___ RECORDS FOR THE TASK

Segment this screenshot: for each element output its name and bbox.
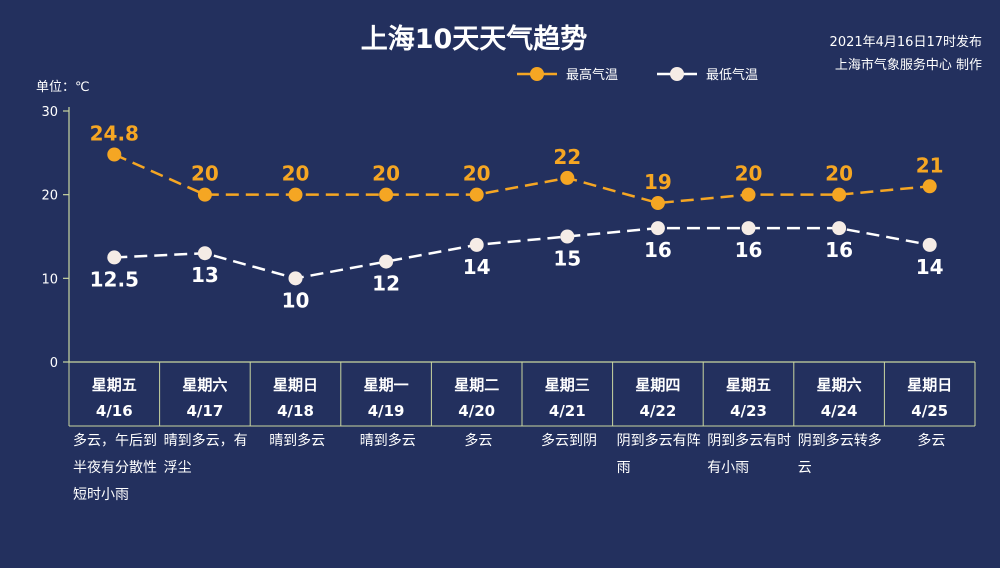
day-date: 4/23 — [730, 402, 767, 420]
y-tick-label: 0 — [50, 356, 58, 371]
series-line — [113, 153, 930, 205]
day-date: 4/19 — [368, 402, 405, 420]
legend: 最高气温 最低气温 — [517, 67, 758, 83]
day-weather: 晴到多云 — [269, 433, 326, 449]
data-label: 16 — [644, 238, 672, 262]
data-point — [469, 237, 484, 252]
data-point — [469, 187, 484, 202]
data-label: 13 — [191, 263, 219, 287]
day-date: 4/22 — [640, 402, 677, 420]
data-point — [832, 221, 847, 236]
data-label: 20 — [282, 162, 310, 186]
day-weather: 阴到多云有阵雨 — [616, 433, 701, 476]
day-columns: 星期五 4/16 星期六 4/17 星期日 4/18 星期一 4/19 星期二 4/20 星期三 4/… — [68, 362, 976, 427]
publish-time: 2021年4月16日17时发布 — [830, 34, 982, 50]
day-date: 4/17 — [187, 402, 224, 420]
data-label: 20 — [372, 162, 400, 186]
series-high: 24.8 20 20 20 20 22 19 20 20 21 — [90, 122, 944, 211]
legend-low-label: 最低气温 — [706, 67, 758, 83]
data-label: 14 — [916, 255, 944, 279]
day-weather: 阴到多云转多云 — [797, 433, 882, 476]
data-label: 16 — [825, 238, 853, 262]
data-label: 12.5 — [90, 267, 139, 291]
data-label: 20 — [463, 162, 491, 186]
day-weekday: 星期六 — [182, 376, 227, 394]
data-point — [288, 271, 303, 286]
day-weekday: 星期日 — [907, 376, 952, 394]
day-weekday: 星期四 — [635, 376, 680, 394]
data-point — [650, 196, 665, 211]
day-weather: 多云到阴 — [541, 433, 597, 449]
data-label: 14 — [463, 255, 491, 279]
data-point — [107, 250, 122, 265]
day-weather: 多云 — [917, 433, 946, 449]
day-date: 4/24 — [821, 402, 858, 420]
data-label: 22 — [553, 145, 581, 169]
day-date: 4/21 — [549, 402, 586, 420]
data-label: 24.8 — [90, 122, 139, 146]
series-low: 12.5 13 10 12 14 15 16 16 16 14 — [90, 221, 944, 312]
data-label: 16 — [735, 238, 763, 262]
legend-high-label: 最高气温 — [566, 67, 618, 83]
data-point — [741, 187, 756, 202]
data-point — [650, 221, 665, 236]
data-point — [741, 221, 756, 236]
day-date: 4/20 — [458, 402, 495, 420]
series-line — [114, 226, 930, 280]
data-point — [107, 147, 122, 162]
data-label: 10 — [282, 288, 310, 312]
data-label: 15 — [553, 247, 581, 271]
publisher: 上海市气象服务中心 制作 — [835, 57, 982, 73]
data-point — [379, 254, 394, 269]
day-date: 4/25 — [911, 402, 948, 420]
data-label: 19 — [644, 170, 672, 194]
y-tick-label: 30 — [41, 105, 58, 120]
day-date: 4/18 — [277, 402, 314, 420]
day-weather: 多云，午后到半夜有分散性短时小雨 — [73, 433, 157, 503]
chart-title: 上海10天天气趋势 — [361, 24, 588, 55]
day-weather: 晴到多云，有浮尘 — [163, 433, 248, 476]
legend-low-marker — [670, 67, 684, 81]
day-weekday: 星期二 — [454, 376, 499, 394]
data-label: 21 — [916, 153, 944, 177]
legend-high-marker — [530, 67, 544, 81]
day-weather: 多云 — [464, 433, 493, 449]
data-label: 12 — [372, 272, 400, 296]
y-tick-label: 10 — [41, 272, 58, 287]
data-point — [379, 187, 394, 202]
day-date: 4/16 — [96, 402, 133, 420]
data-point — [288, 187, 303, 202]
data-point — [560, 229, 575, 244]
unit-label: 单位：℃ — [36, 80, 90, 95]
day-weekday: 星期五 — [726, 376, 771, 394]
y-tick-label: 20 — [41, 189, 58, 204]
day-weekday: 星期三 — [545, 376, 590, 394]
day-weather: 晴到多云 — [359, 433, 416, 449]
data-label: 20 — [191, 162, 219, 186]
data-point — [922, 237, 937, 252]
day-weather: 阴到多云有时有小雨 — [707, 433, 792, 476]
data-point — [197, 187, 212, 202]
data-point — [560, 170, 575, 185]
day-weekday: 星期五 — [92, 376, 137, 394]
data-point — [832, 187, 847, 202]
data-label: 20 — [825, 162, 853, 186]
data-point — [922, 179, 937, 194]
data-label: 20 — [735, 162, 763, 186]
day-weekday: 星期日 — [273, 376, 318, 394]
day-weekday: 星期六 — [817, 376, 862, 394]
day-weekday: 星期一 — [364, 376, 409, 394]
data-point — [197, 246, 212, 261]
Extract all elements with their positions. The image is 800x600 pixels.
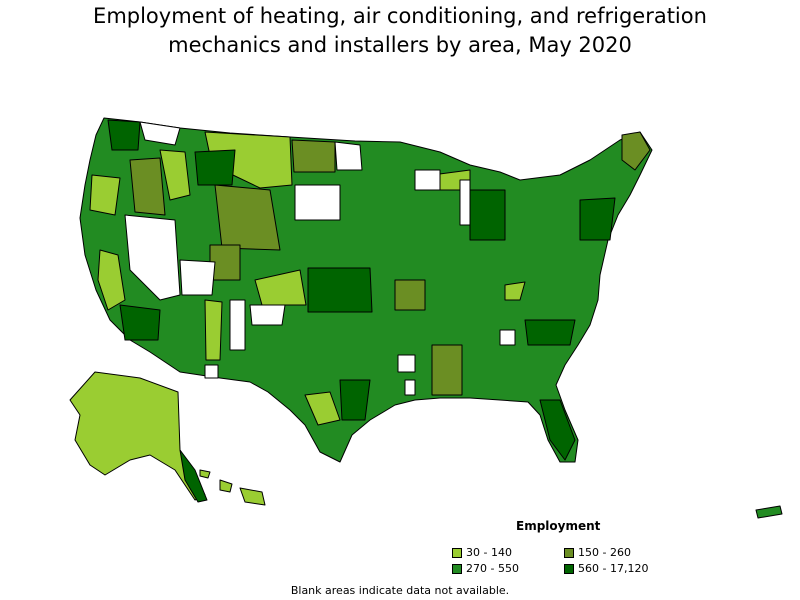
title-line-2: mechanics and installers by area, May 20…	[168, 33, 632, 57]
no-data-wyoming	[294, 184, 341, 221]
legend-swatch	[564, 563, 574, 574]
region-arizona-light	[204, 299, 223, 361]
region-california-light	[97, 249, 126, 311]
region-wyoming-light	[254, 269, 307, 306]
region-maine-olive	[621, 131, 651, 171]
no-data-louisiana	[404, 379, 416, 396]
no-data-montana	[139, 121, 181, 146]
region-great-lakes-dark	[469, 189, 506, 241]
legend-item-150-260: 150 - 260	[564, 546, 631, 559]
region-idaho-dark	[194, 149, 236, 186]
legend-label: 30 - 140	[466, 546, 512, 559]
region-missouri-olive	[394, 279, 426, 311]
region-idaho-olive	[129, 157, 166, 216]
region-washington-dark	[107, 119, 141, 151]
region-florida-dark	[539, 399, 576, 461]
legend-label: 560 - 17,120	[578, 562, 649, 575]
legend-item-560-17120: 560 - 17,120	[564, 562, 648, 575]
legend-swatch	[452, 547, 462, 558]
region-kansas-dark	[307, 267, 373, 313]
no-data-arkansas	[397, 354, 416, 373]
map-title: Employment of heating, air conditioning,…	[0, 2, 800, 60]
no-data-new-mexico-2	[249, 304, 286, 326]
region-wyoming-olive	[214, 184, 281, 251]
legend-item-30-140: 30 - 140	[452, 546, 512, 559]
legend-item-270-550: 270 - 550	[452, 562, 519, 575]
region-northeast-dark	[579, 197, 616, 241]
legend-swatch	[564, 547, 574, 558]
hawaii-2	[239, 487, 266, 506]
alaska	[69, 371, 206, 501]
no-data-lake-michigan	[459, 179, 471, 226]
title-line-1: Employment of heating, air conditioning,…	[93, 4, 707, 28]
region-north-dakota-olive	[291, 139, 336, 173]
region-arizona-dark	[119, 304, 161, 341]
hawaii-1	[219, 479, 233, 493]
legend-swatch	[452, 563, 462, 574]
region-idaho-light	[159, 149, 191, 201]
no-data-arizona-south	[204, 364, 219, 379]
alaska-panhandle	[179, 449, 208, 503]
region-mississippi-olive	[431, 344, 463, 396]
no-data-nebraska	[414, 169, 441, 191]
legend-label: 150 - 260	[578, 546, 631, 559]
no-data-north-dakota	[334, 141, 363, 171]
hawaii-3	[199, 469, 211, 479]
legend-title: Employment	[516, 519, 601, 533]
legend-label: 270 - 550	[466, 562, 519, 575]
no-data-new-mexico	[229, 299, 246, 351]
region-kentucky-light	[504, 281, 526, 301]
puerto-rico	[755, 505, 783, 519]
us-choropleth-map	[69, 117, 783, 519]
region-texas-light	[304, 391, 341, 426]
no-data-nevada	[124, 214, 181, 301]
footnote: Blank areas indicate data not available.	[290, 584, 510, 597]
region-texas-dark	[339, 379, 371, 421]
region-carolinas-dark	[524, 319, 576, 346]
no-data-tennessee	[499, 329, 516, 346]
no-data-utah	[179, 259, 216, 296]
region-oregon-light	[89, 174, 121, 216]
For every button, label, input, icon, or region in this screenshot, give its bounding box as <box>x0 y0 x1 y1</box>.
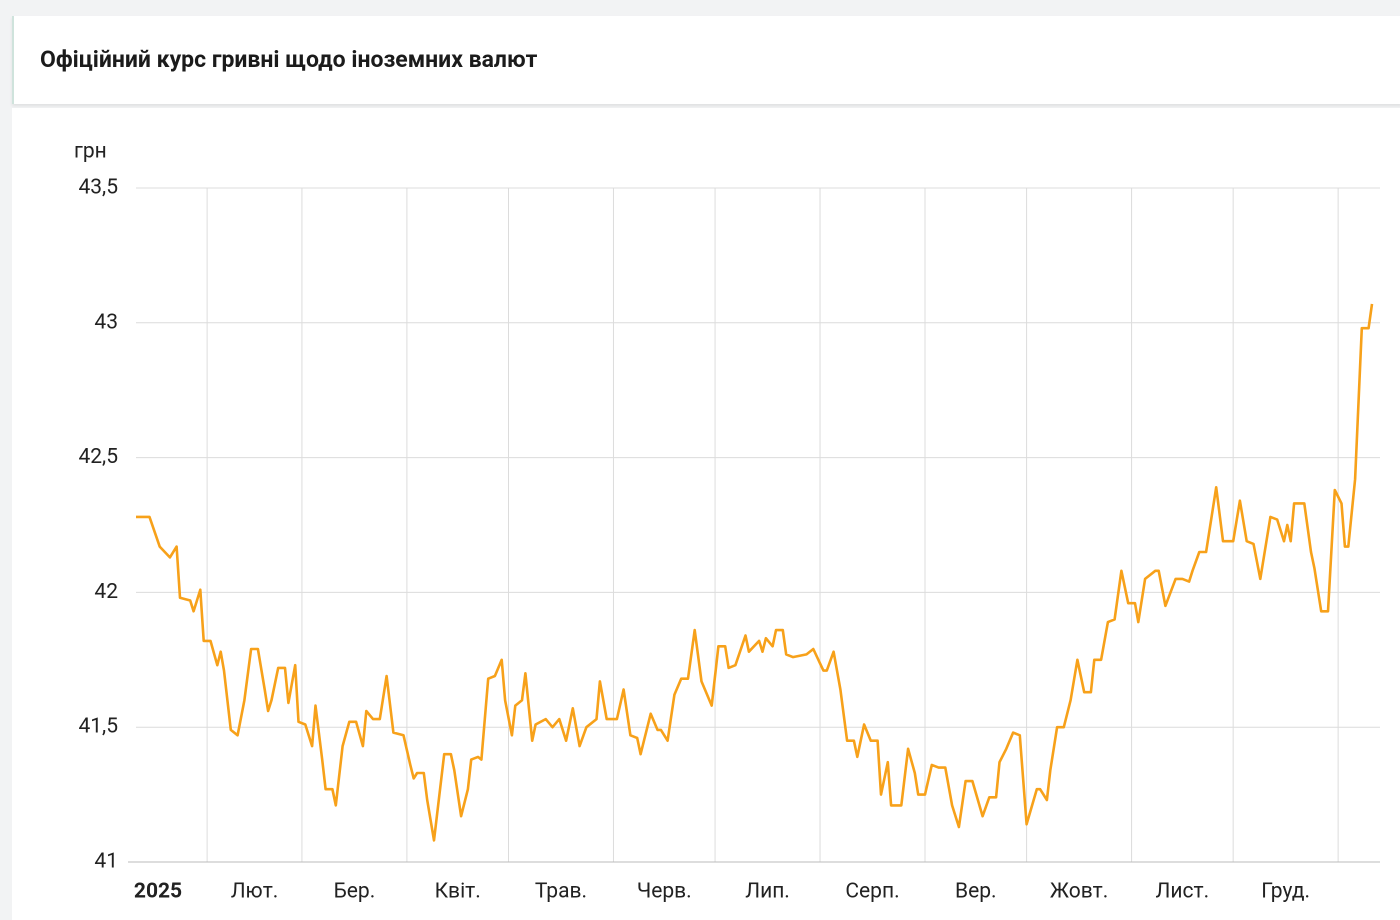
x-tick-label: Жовт. <box>1050 880 1108 904</box>
y-tick-label: 41,5 <box>78 715 118 739</box>
x-tick-label: Черв. <box>637 880 692 904</box>
title: Офіційний курс гривні щодо іноземних вал… <box>40 46 538 73</box>
x-tick-label: Лист. <box>1156 880 1210 904</box>
x-tick-label: Груд. <box>1261 880 1310 904</box>
y-tick-label: 42,5 <box>78 445 118 469</box>
x-tick-label: Квіт. <box>435 880 481 904</box>
chart-panel: грн 41 41,5 42 42,5 43 43,5 2025 Лют. Бер. Квіт. Т… <box>12 108 1400 920</box>
x-tick-label: Трав. <box>535 880 587 904</box>
x-tick-label: Лют. <box>231 880 279 904</box>
x-tick-label: Серп. <box>845 880 899 904</box>
y-tick-label: 43 <box>94 310 118 334</box>
header: Офіційний курс гривні щодо іноземних вал… <box>12 16 1400 104</box>
chart: грн 41 41,5 42 42,5 43 43,5 2025 Лют. Бер. Квіт. Т… <box>74 140 1380 904</box>
y-tick-label: 41 <box>94 850 118 874</box>
x-tick-label: Бер. <box>334 880 376 904</box>
x-tick-label: Лип. <box>745 880 790 904</box>
series-line <box>136 303 1374 842</box>
y-axis-label: грн <box>74 140 107 164</box>
x-tick-label: 2025 <box>134 880 182 904</box>
y-tick-label: 43,5 <box>78 176 118 200</box>
y-tick-label: 42 <box>94 580 118 604</box>
x-tick-label: Вер. <box>955 880 997 904</box>
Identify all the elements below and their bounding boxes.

______

→ WHAT TO PRODUCE: Can you update the part of the entries that opens with the line containing "x-tick-label: Жовт. <box>1050" and closes with the line containing "x-tick-label: Квіт. <box>435", replacing "y-tick-label" with "value-label" and leaving everything else unchanged?

→ FINISHED TASK:
x-tick-label: Жовт. <box>1050 880 1108 904</box>
value-label: 41,5 <box>78 715 118 739</box>
x-tick-label: Черв. <box>637 880 692 904</box>
title: Офіційний курс гривні щодо іноземних вал… <box>40 46 538 73</box>
x-tick-label: Лист. <box>1156 880 1210 904</box>
x-tick-label: Груд. <box>1261 880 1310 904</box>
value-label: 42,5 <box>78 445 118 469</box>
x-tick-label: Квіт. <box>435 880 481 904</box>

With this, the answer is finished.